(DATA TO USE):
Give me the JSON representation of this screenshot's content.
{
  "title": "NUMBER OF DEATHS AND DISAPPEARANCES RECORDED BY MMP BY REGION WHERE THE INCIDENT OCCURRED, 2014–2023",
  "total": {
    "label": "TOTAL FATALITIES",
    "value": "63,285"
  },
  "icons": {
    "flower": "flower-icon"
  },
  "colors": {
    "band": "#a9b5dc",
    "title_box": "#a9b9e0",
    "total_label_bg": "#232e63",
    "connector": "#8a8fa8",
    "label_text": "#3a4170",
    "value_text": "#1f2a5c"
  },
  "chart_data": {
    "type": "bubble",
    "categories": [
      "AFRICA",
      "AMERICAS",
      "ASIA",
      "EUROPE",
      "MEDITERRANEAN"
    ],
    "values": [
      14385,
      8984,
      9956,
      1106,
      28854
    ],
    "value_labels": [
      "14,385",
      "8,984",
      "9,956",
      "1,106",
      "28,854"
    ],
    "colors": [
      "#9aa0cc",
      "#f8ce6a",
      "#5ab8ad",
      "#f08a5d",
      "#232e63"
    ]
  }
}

(STATED GOAL): Write out every record, exactly as written.

(WRITTEN SOLUTION):
Give me the JSON representation of this screenshot's content.
{
  "title": "NUMBER OF DEATHS AND DISAPPEARANCES RECORDED BY MMP BY REGION WHERE THE INCIDENT OCCURRED, 2014–2023",
  "total": {
    "label": "TOTAL FATALITIES",
    "value": "63,285"
  },
  "icons": {
    "flower": "flower-icon"
  },
  "colors": {
    "band": "#a9b5dc",
    "title_box": "#a9b9e0",
    "total_label_bg": "#232e63",
    "connector": "#8a8fa8",
    "label_text": "#3a4170",
    "value_text": "#1f2a5c"
  },
  "chart_data": {
    "type": "bubble",
    "categories": [
      "AFRICA",
      "AMERICAS",
      "ASIA",
      "EUROPE",
      "MEDITERRANEAN"
    ],
    "values": [
      14385,
      8984,
      9956,
      1106,
      28854
    ],
    "value_labels": [
      "14,385",
      "8,984",
      "9,956",
      "1,106",
      "28,854"
    ],
    "colors": [
      "#9aa0cc",
      "#f8ce6a",
      "#5ab8ad",
      "#f08a5d",
      "#232e63"
    ]
  }
}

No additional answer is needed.